*What this task involves*
In the following listing, work out how many lines contain the string "инфекции", and state only that number.

** Opening Supplied data block **

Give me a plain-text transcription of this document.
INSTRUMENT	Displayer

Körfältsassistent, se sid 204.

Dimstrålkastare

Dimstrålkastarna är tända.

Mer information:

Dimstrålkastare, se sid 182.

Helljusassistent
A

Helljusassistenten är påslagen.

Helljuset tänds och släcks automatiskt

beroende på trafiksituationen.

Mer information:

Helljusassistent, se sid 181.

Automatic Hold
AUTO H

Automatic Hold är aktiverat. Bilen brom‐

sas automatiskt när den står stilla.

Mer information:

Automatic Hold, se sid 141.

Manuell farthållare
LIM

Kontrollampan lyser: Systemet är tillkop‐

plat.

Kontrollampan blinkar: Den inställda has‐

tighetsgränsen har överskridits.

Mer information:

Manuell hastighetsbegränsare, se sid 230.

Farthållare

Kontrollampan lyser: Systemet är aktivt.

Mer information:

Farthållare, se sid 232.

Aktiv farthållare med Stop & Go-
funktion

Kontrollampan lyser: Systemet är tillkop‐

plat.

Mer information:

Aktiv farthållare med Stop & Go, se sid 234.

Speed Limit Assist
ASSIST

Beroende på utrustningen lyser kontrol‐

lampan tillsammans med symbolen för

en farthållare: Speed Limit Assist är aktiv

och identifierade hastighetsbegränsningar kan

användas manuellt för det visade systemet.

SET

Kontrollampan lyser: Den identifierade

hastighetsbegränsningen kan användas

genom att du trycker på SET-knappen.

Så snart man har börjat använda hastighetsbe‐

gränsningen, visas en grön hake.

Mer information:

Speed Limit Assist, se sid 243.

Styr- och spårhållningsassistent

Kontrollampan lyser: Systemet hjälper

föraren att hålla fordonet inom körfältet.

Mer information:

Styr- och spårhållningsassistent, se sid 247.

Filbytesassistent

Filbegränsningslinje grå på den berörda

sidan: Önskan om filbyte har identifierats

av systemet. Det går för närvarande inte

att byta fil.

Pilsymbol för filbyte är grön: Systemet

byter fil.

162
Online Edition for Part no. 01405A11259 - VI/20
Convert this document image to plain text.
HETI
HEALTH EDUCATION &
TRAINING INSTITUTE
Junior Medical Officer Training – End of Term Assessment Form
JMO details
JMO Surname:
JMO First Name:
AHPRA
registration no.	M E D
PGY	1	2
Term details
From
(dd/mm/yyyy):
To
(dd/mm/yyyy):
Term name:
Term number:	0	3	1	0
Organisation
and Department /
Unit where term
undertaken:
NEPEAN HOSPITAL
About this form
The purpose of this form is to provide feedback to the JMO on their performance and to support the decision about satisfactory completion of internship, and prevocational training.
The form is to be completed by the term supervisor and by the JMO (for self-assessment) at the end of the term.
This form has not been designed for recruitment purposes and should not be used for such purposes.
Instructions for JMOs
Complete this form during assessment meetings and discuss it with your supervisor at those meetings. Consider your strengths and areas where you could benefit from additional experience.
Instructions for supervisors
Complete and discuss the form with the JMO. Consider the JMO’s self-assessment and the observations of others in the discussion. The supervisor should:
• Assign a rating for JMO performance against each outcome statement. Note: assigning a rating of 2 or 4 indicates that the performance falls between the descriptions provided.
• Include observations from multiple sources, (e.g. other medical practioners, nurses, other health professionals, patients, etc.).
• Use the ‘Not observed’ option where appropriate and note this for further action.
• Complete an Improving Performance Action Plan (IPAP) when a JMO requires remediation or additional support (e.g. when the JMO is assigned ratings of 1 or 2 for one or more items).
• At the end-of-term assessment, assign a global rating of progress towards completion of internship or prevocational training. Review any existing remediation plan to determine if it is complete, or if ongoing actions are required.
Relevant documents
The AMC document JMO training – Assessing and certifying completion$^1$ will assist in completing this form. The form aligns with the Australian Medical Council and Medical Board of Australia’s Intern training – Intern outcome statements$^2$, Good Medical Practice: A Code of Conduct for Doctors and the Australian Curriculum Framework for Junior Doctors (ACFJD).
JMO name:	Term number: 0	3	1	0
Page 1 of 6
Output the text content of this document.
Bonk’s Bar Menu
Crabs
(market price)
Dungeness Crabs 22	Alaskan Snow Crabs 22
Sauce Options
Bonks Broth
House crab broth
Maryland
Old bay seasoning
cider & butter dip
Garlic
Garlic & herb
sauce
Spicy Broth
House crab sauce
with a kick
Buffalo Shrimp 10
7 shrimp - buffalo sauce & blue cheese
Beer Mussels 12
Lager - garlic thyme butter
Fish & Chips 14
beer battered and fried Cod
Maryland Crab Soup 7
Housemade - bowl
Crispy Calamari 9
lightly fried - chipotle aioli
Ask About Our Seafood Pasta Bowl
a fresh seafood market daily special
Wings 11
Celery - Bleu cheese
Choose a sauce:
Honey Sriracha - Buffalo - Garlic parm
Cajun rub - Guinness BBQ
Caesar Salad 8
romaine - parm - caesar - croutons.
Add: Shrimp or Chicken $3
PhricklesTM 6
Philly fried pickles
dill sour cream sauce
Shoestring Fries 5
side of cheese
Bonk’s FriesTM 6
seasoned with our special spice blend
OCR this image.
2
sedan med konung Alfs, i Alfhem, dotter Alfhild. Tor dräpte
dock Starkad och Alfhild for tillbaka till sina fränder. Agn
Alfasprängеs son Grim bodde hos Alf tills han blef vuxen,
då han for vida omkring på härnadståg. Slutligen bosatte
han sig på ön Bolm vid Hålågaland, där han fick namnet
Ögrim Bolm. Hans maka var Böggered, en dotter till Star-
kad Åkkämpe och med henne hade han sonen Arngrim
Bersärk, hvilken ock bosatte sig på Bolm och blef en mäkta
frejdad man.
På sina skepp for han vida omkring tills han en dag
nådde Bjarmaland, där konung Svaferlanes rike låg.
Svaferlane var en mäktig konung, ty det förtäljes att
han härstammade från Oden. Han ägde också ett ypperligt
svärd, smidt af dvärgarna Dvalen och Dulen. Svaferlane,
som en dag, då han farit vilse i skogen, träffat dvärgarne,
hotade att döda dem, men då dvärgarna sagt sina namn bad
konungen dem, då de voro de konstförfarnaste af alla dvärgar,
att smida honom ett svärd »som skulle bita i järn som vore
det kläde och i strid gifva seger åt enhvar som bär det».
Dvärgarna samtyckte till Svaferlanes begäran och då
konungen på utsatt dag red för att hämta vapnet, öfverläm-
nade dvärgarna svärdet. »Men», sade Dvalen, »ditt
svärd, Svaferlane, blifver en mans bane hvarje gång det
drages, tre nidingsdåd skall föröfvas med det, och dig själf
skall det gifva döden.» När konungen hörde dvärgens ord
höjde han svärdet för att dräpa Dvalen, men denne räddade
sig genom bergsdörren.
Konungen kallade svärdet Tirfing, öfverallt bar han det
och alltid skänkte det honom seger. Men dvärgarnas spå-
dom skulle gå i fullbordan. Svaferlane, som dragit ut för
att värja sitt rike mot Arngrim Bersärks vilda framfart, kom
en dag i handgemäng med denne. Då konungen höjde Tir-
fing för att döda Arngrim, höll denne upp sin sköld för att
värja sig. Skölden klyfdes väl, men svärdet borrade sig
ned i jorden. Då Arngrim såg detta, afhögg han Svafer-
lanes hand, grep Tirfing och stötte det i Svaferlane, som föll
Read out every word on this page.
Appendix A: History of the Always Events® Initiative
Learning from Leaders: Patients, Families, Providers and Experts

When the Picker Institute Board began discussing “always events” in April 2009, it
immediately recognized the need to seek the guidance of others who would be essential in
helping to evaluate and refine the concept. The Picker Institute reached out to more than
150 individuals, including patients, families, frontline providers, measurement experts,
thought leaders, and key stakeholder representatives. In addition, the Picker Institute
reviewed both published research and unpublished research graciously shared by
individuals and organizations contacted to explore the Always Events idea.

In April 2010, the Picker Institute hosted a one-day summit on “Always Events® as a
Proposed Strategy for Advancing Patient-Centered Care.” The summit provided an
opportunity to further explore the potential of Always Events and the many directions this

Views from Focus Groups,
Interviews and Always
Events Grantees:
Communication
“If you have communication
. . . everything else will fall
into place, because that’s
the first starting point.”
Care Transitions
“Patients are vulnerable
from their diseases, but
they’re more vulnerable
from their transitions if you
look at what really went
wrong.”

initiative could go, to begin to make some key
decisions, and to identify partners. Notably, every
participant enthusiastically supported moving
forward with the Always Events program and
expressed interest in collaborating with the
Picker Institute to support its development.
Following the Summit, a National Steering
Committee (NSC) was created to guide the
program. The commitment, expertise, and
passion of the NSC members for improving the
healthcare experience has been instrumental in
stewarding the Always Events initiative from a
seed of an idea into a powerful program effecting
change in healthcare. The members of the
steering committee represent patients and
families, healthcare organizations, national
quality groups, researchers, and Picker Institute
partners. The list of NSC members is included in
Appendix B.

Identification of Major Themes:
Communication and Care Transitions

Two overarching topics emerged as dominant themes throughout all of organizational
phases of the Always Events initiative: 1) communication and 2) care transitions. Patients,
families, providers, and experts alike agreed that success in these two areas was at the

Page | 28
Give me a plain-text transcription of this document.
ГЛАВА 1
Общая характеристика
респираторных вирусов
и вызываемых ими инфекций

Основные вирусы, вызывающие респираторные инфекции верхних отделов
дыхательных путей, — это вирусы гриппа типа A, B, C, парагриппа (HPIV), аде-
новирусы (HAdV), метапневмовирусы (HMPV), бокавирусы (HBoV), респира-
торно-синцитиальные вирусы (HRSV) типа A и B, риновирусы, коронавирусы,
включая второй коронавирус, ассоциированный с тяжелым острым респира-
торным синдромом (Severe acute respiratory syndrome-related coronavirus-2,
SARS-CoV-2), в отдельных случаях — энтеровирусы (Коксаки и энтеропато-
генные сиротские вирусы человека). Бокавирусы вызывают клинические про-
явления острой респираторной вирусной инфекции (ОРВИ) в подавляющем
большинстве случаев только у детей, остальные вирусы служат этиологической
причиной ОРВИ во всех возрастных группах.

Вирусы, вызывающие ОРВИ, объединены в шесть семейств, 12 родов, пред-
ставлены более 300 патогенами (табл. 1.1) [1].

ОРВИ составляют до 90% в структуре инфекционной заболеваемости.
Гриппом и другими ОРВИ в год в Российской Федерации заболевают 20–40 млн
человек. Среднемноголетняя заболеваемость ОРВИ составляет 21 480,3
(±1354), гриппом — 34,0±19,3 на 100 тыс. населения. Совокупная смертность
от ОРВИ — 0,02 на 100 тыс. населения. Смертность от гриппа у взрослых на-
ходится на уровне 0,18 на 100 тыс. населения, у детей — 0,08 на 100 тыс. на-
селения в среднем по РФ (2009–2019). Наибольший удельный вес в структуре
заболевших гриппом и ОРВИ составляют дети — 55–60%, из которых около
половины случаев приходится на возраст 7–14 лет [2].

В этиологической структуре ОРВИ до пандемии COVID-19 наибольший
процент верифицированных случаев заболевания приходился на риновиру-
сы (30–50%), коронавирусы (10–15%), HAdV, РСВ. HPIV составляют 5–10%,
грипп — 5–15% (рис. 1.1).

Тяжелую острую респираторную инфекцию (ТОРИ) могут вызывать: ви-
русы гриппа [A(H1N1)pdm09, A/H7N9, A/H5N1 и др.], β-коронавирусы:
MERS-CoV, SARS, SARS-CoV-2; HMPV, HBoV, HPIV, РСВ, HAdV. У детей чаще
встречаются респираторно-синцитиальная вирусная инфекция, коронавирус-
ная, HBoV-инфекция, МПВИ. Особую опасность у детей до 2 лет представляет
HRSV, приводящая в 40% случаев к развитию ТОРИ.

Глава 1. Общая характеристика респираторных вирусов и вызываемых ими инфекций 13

** Closing Supplied data block **

*Answer to this task*
2